** START OF SUPPLIED MATERIAL **
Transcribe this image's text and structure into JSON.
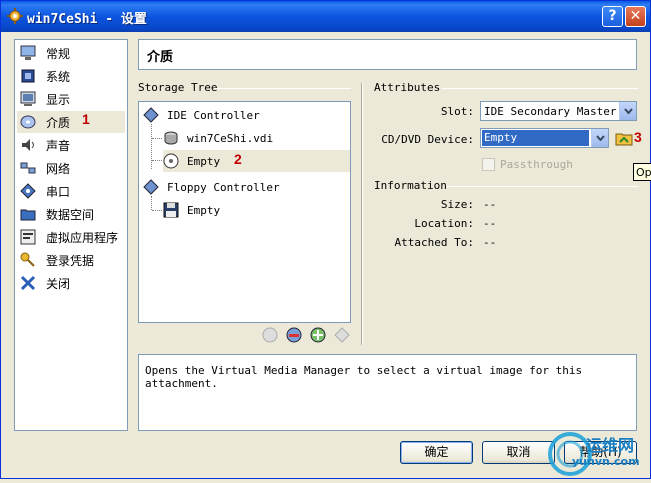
{
  "window": {
    "title": "win7CeShi - 设置",
    "help_button": "?",
    "close_button": "✕"
  },
  "nav": {
    "items": [
      {
        "label": "常规",
        "icon": "monitor-icon"
      },
      {
        "label": "系统",
        "icon": "chip-icon"
      },
      {
        "label": "显示",
        "icon": "display-icon"
      },
      {
        "label": "介质",
        "icon": "disc-icon"
      },
      {
        "label": "声音",
        "icon": "speaker-icon"
      },
      {
        "label": "网络",
        "icon": "network-icon"
      },
      {
        "label": "串口",
        "icon": "serial-port-icon"
      },
      {
        "label": "数据空间",
        "icon": "folder-icon"
      },
      {
        "label": "虚拟应用程序",
        "icon": "virtual-app-icon"
      },
      {
        "label": "登录凭据",
        "icon": "key-icon"
      },
      {
        "label": "关闭",
        "icon": "close-x-icon"
      }
    ],
    "selected_index": 3
  },
  "annotations": {
    "n1": "1",
    "n2": "2",
    "n3": "3"
  },
  "section_title": "介质",
  "storage": {
    "group_label": "Storage Tree",
    "tree": [
      {
        "label": "IDE Controller",
        "type": "controller"
      },
      {
        "label": "win7CeShi.vdi",
        "type": "harddisk"
      },
      {
        "label": "Empty",
        "type": "cdrom",
        "selected": true
      },
      {
        "label": "Floppy Controller",
        "type": "controller"
      },
      {
        "label": "Empty",
        "type": "floppy"
      }
    ]
  },
  "attributes": {
    "group_label": "Attributes",
    "slot_label": "Slot:",
    "slot_value": "IDE Secondary Master",
    "cd_label": "CD/DVD Device:",
    "cd_value": "Empty",
    "passthrough_label": "Passthrough",
    "passthrough_checked": false
  },
  "information": {
    "group_label": "Information",
    "size_label": "Size:",
    "size_value": "--",
    "location_label": "Location:",
    "location_value": "--",
    "attached_label": "Attached To:",
    "attached_value": "--"
  },
  "description": "Opens the Virtual Media Manager to select a virtual image for this attachment.",
  "tooltip": "Ope",
  "buttons": {
    "ok": "确定",
    "cancel": "取消",
    "help": "帮助(H)"
  },
  "watermark": {
    "line1": "运维网",
    "line2": "yunvn.com"
  },
  "colors": {
    "titlebar": "#0a59e6",
    "selection": "#316ac5",
    "annotation": "#c00000"
  }
}
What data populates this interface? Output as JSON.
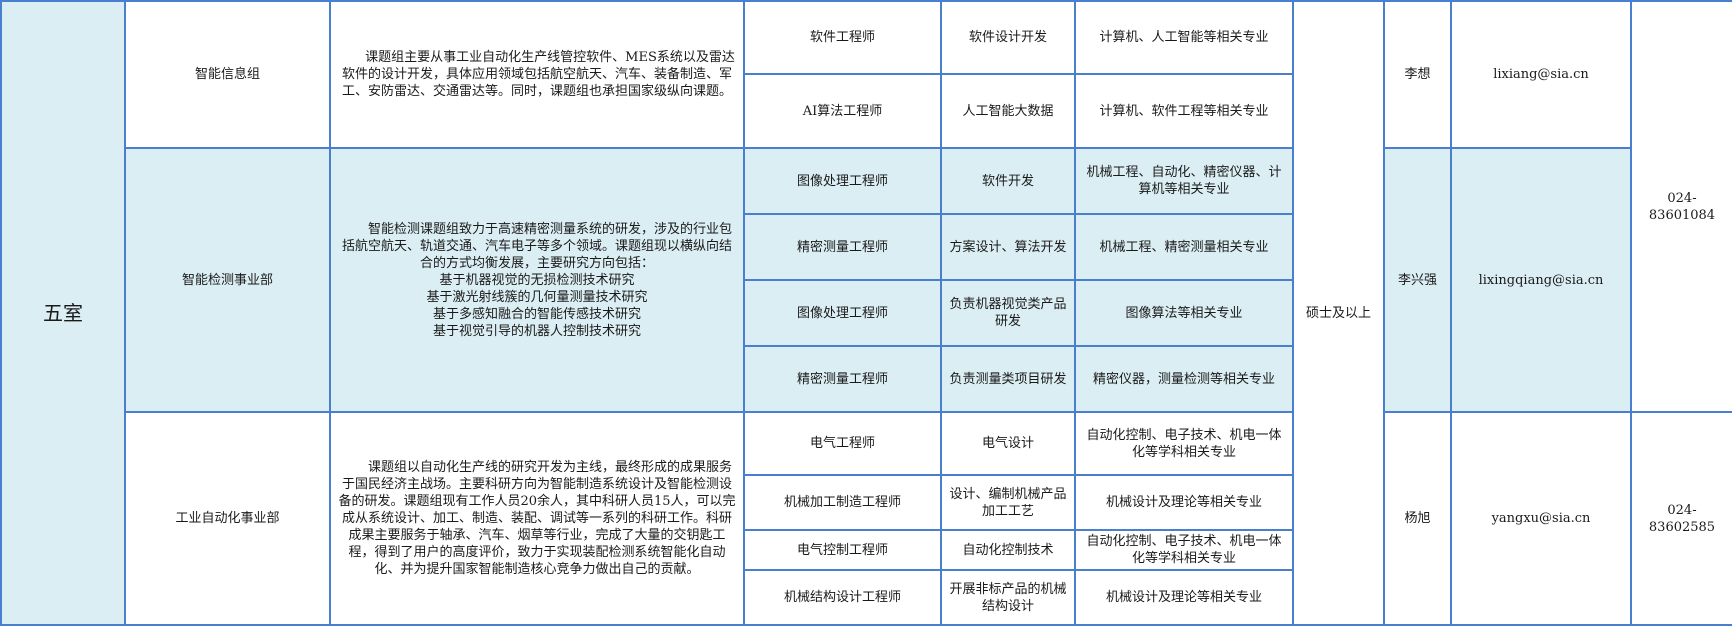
{
  "department": "五室",
  "degree": "硕士及以上",
  "groups": [
    {
      "name": "智能信息组",
      "description": [
        "课题组主要从事工业自动化生产线管控软件、MES系统以及雷达软件的设计开发，具体应用领域包括航空航天、汽车、装备制造、军工、安防雷达、交通雷达等。同时，课题组也承担国家级纵向课题。"
      ],
      "contact": "李想",
      "email": "lixiang@sia.cn",
      "positions": [
        {
          "title": "软件工程师",
          "duty": "软件设计开发",
          "major": "计算机、人工智能等相关专业"
        },
        {
          "title": "AI算法工程师",
          "duty": "人工智能大数据",
          "major": "计算机、软件工程等相关专业"
        }
      ]
    },
    {
      "name": "智能检测事业部",
      "description": [
        "智能检测课题组致力于高速精密测量系统的研发，涉及的行业包括航空航天、轨道交通、汽车电子等多个领域。课题组现以横纵向结合的方式均衡发展，主要研究方向包括：",
        "基于机器视觉的无损检测技术研究",
        "基于激光射线簇的几何量测量技术研究",
        "基于多感知融合的智能传感技术研究",
        "基于视觉引导的机器人控制技术研究"
      ],
      "contact": "李兴强",
      "email": "lixingqiang@sia.cn",
      "positions": [
        {
          "title": "图像处理工程师",
          "duty": "软件开发",
          "major": "机械工程、自动化、精密仪器、计算机等相关专业"
        },
        {
          "title": "精密测量工程师",
          "duty": "方案设计、算法开发",
          "major": "机械工程、精密测量相关专业"
        },
        {
          "title": "图像处理工程师",
          "duty": "负责机器视觉类产品研发",
          "major": "图像算法等相关专业"
        },
        {
          "title": "精密测量工程师",
          "duty": "负责测量类项目研发",
          "major": "精密仪器，测量检测等相关专业"
        }
      ]
    },
    {
      "name": "工业自动化事业部",
      "description": [
        "课题组以自动化生产线的研究开发为主线，最终形成的成果服务于国民经济主战场。主要科研方向为智能制造系统设计及智能检测设备的研发。课题组现有工作人员20余人，其中科研人员15人，可以完成从系统设计、加工、制造、装配、调试等一系列的科研工作。科研成果主要服务于轴承、汽车、烟草等行业，完成了大量的交钥匙工程，得到了用户的高度评价，致力于实现装配检测系统智能化自动化、并为提升国家智能制造核心竞争力做出自己的贡献。"
      ],
      "contact": "杨旭",
      "email": "yangxu@sia.cn",
      "positions": [
        {
          "title": "电气工程师",
          "duty": "电气设计",
          "major": "自动化控制、电子技术、机电一体化等学科相关专业"
        },
        {
          "title": "机械加工制造工程师",
          "duty": "设计、编制机械产品加工工艺",
          "major": "机械设计及理论等相关专业"
        },
        {
          "title": "电气控制工程师",
          "duty": "自动化控制技术",
          "major": "自动化控制、电子技术、机电一体化等学科相关专业"
        },
        {
          "title": "机械结构设计工程师",
          "duty": "开展非标产品的机械结构设计",
          "major": "机械设计及理论等相关专业"
        }
      ]
    }
  ],
  "phones": [
    "024-83601084",
    "024-83602585"
  ],
  "colors": {
    "border": "#4a7fd0",
    "highlight": "#dbeef4"
  }
}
** END OF SUPPLIED MATERIAL **
DIRECTION:
Take every line from the data above that holds "icon" and copy it out.

SOLUTION TO THE EXERCISE:
        "icon": "monitor-icon"
        "icon": "chip-icon"
        "icon": "display-icon"
        "icon": "disc-icon"
        "icon": "speaker-icon"
        "icon": "network-icon"
        "icon": "serial-port-icon"
        "icon": "folder-icon"
        "icon": "virtual-app-icon"
        "icon": "key-icon"
        "icon": "close-x-icon"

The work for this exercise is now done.